*** Source data

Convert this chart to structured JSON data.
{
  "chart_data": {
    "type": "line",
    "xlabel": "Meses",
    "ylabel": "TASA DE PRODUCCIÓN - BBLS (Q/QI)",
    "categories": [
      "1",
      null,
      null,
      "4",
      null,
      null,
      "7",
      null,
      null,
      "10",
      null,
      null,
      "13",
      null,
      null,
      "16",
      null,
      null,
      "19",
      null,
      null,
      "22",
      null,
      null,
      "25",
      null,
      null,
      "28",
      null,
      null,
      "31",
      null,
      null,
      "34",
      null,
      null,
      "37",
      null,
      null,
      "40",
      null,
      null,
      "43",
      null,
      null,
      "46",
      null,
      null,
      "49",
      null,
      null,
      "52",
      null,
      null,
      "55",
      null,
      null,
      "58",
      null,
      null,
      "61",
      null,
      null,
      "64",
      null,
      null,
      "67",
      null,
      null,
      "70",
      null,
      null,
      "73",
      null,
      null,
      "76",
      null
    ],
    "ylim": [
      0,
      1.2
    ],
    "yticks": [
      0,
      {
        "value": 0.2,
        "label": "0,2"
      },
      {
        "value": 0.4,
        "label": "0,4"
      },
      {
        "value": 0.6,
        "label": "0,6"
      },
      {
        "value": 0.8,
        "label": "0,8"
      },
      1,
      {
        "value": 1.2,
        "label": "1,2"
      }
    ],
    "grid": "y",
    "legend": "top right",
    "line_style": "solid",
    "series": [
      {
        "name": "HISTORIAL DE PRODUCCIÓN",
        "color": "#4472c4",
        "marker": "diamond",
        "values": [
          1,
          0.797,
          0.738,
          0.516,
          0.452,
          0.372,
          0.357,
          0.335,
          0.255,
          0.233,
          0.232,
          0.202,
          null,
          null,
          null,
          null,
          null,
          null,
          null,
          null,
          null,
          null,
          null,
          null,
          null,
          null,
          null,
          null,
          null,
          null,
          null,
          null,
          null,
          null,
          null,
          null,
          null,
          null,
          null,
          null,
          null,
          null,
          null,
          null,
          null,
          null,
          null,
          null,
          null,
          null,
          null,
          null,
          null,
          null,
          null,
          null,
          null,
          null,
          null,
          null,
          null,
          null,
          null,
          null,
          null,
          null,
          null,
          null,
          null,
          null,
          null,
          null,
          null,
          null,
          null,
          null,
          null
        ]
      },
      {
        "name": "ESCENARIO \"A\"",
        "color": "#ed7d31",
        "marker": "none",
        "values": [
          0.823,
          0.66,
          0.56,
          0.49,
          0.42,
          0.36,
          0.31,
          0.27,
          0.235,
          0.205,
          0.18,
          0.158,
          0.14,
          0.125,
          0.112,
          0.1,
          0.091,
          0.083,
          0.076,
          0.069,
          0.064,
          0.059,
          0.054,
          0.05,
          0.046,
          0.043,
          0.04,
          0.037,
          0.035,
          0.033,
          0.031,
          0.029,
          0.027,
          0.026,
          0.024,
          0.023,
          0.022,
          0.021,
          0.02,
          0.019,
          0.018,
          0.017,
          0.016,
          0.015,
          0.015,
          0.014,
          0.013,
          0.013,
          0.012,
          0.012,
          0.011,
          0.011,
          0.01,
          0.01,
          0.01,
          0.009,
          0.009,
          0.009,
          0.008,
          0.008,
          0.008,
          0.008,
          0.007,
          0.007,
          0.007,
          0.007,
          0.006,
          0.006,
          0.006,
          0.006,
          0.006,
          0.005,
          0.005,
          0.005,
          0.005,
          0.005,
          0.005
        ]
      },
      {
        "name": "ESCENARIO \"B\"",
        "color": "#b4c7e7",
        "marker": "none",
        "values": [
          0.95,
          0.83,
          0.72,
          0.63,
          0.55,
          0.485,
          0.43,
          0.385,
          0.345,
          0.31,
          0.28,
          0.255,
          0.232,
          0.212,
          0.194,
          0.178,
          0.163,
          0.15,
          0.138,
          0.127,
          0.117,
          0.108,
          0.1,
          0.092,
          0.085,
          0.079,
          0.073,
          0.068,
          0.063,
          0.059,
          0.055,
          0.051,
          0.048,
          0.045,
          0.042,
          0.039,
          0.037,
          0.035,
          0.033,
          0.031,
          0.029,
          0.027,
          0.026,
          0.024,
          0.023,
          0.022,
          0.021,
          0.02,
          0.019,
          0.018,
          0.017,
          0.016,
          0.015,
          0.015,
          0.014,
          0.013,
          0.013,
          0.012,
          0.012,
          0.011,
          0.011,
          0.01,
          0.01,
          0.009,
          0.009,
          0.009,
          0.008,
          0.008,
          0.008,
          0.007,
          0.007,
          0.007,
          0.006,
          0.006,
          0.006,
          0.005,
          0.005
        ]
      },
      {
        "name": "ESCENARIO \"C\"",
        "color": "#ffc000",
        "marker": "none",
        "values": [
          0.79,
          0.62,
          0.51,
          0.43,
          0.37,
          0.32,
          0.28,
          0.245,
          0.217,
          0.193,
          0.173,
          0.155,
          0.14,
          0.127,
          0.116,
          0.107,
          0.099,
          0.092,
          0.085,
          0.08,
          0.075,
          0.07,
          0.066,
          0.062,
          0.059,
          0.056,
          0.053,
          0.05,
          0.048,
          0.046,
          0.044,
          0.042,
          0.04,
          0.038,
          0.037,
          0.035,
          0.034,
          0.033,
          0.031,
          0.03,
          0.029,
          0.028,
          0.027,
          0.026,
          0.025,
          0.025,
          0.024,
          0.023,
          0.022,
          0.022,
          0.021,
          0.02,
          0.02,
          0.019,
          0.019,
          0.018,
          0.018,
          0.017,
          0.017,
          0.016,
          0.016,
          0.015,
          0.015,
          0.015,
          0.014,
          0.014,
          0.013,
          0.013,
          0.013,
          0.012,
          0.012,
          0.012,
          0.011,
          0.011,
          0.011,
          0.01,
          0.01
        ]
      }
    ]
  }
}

******

== Short task ==
Give back all the data exactly as written.

== Solved problem ==
Convert this chart to structured JSON data.
{
  "chart_data": {
    "type": "line",
    "xlabel": "Meses",
    "ylabel": "TASA DE PRODUCCIÓN - BBLS (Q/QI)",
    "categories": [
      "1",
      null,
      null,
      "4",
      null,
      null,
      "7",
      null,
      null,
      "10",
      null,
      null,
      "13",
      null,
      null,
      "16",
      null,
      null,
      "19",
      null,
      null,
      "22",
      null,
      null,
      "25",
      null,
      null,
      "28",
      null,
      null,
      "31",
      null,
      null,
      "34",
      null,
      null,
      "37",
      null,
      null,
      "40",
      null,
      null,
      "43",
      null,
      null,
      "46",
      null,
      null,
      "49",
      null,
      null,
      "52",
      null,
      null,
      "55",
      null,
      null,
      "58",
      null,
      null,
      "61",
      null,
      null,
      "64",
      null,
      null,
      "67",
      null,
      null,
      "70",
      null,
      null,
      "73",
      null,
      null,
      "76",
      null
    ],
    "ylim": [
      0,
      1.2
    ],
    "yticks": [
      0,
      {
        "value": 0.2,
        "label": "0,2"
      },
      {
        "value": 0.4,
        "label": "0,4"
      },
      {
        "value": 0.6,
        "label": "0,6"
      },
      {
        "value": 0.8,
        "label": "0,8"
      },
      1,
      {
        "value": 1.2,
        "label": "1,2"
      }
    ],
    "grid": "y",
    "legend": "top right",
    "line_style": "solid",
    "series": [
      {
        "name": "HISTORIAL DE PRODUCCIÓN",
        "color": "#4472c4",
        "marker": "diamond",
        "values": [
          1,
          0.797,
          0.738,
          0.516,
          0.452,
          0.372,
          0.357,
          0.335,
          0.255,
          0.233,
          0.232,
          0.202,
          null,
          null,
          null,
          null,
          null,
          null,
          null,
          null,
          null,
          null,
          null,
          null,
          null,
          null,
          null,
          null,
          null,
          null,
          null,
          null,
          null,
          null,
          null,
          null,
          null,
          null,
          null,
          null,
          null,
          null,
          null,
          null,
          null,
          null,
          null,
          null,
          null,
          null,
          null,
          null,
          null,
          null,
          null,
          null,
          null,
          null,
          null,
          null,
          null,
          null,
          null,
          null,
          null,
          null,
          null,
          null,
          null,
          null,
          null,
          null,
          null,
          null,
          null,
          null,
          null
        ]
      },
      {
        "name": "ESCENARIO \"A\"",
        "color": "#ed7d31",
        "marker": "none",
        "values": [
          0.823,
          0.66,
          0.56,
          0.49,
          0.42,
          0.36,
          0.31,
          0.27,
          0.235,
          0.205,
          0.18,
          0.158,
          0.14,
          0.125,
          0.112,
          0.1,
          0.091,
          0.083,
          0.076,
          0.069,
          0.064,
          0.059,
          0.054,
          0.05,
          0.046,
          0.043,
          0.04,
          0.037,
          0.035,
          0.033,
          0.031,
          0.029,
          0.027,
          0.026,
          0.024,
          0.023,
          0.022,
          0.021,
          0.02,
          0.019,
          0.018,
          0.017,
          0.016,
          0.015,
          0.015,
          0.014,
          0.013,
          0.013,
          0.012,
          0.012,
          0.011,
          0.011,
          0.01,
          0.01,
          0.01,
          0.009,
          0.009,
          0.009,
          0.008,
          0.008,
          0.008,
          0.008,
          0.007,
          0.007,
          0.007,
          0.007,
          0.006,
          0.006,
          0.006,
          0.006,
          0.006,
          0.005,
          0.005,
          0.005,
          0.005,
          0.005,
          0.005
        ]
      },
      {
        "name": "ESCENARIO \"B\"",
        "color": "#b4c7e7",
        "marker": "none",
        "values": [
          0.95,
          0.83,
          0.72,
          0.63,
          0.55,
          0.485,
          0.43,
          0.385,
          0.345,
          0.31,
          0.28,
          0.255,
          0.232,
          0.212,
          0.194,
          0.178,
          0.163,
          0.15,
          0.138,
          0.127,
          0.117,
          0.108,
          0.1,
          0.092,
          0.085,
          0.079,
          0.073,
          0.068,
          0.063,
          0.059,
          0.055,
          0.051,
          0.048,
          0.045,
          0.042,
          0.039,
          0.037,
          0.035,
          0.033,
          0.031,
          0.029,
          0.027,
          0.026,
          0.024,
          0.023,
          0.022,
          0.021,
          0.02,
          0.019,
          0.018,
          0.017,
          0.016,
          0.015,
          0.015,
          0.014,
          0.013,
          0.013,
          0.012,
          0.012,
          0.011,
          0.011,
          0.01,
          0.01,
          0.009,
          0.009,
          0.009,
          0.008,
          0.008,
          0.008,
          0.007,
          0.007,
          0.007,
          0.006,
          0.006,
          0.006,
          0.005,
          0.005
        ]
      },
      {
        "name": "ESCENARIO \"C\"",
        "color": "#ffc000",
        "marker": "none",
        "values": [
          0.79,
          0.62,
          0.51,
          0.43,
          0.37,
          0.32,
          0.28,
          0.245,
          0.217,
          0.193,
          0.173,
          0.155,
          0.14,
          0.127,
          0.116,
          0.107,
          0.099,
          0.092,
          0.085,
          0.08,
          0.075,
          0.07,
          0.066,
          0.062,
          0.059,
          0.056,
          0.053,
          0.05,
          0.048,
          0.046,
          0.044,
          0.042,
          0.04,
          0.038,
          0.037,
          0.035,
          0.034,
          0.033,
          0.031,
          0.03,
          0.029,
          0.028,
          0.027,
          0.026,
          0.025,
          0.025,
          0.024,
          0.023,
          0.022,
          0.022,
          0.021,
          0.02,
          0.02,
          0.019,
          0.019,
          0.018,
          0.018,
          0.017,
          0.017,
          0.016,
          0.016,
          0.015,
          0.015,
          0.015,
          0.014,
          0.014,
          0.013,
          0.013,
          0.013,
          0.012,
          0.012,
          0.012,
          0.011,
          0.011,
          0.011,
          0.01,
          0.01
        ]
      }
    ]
  }
}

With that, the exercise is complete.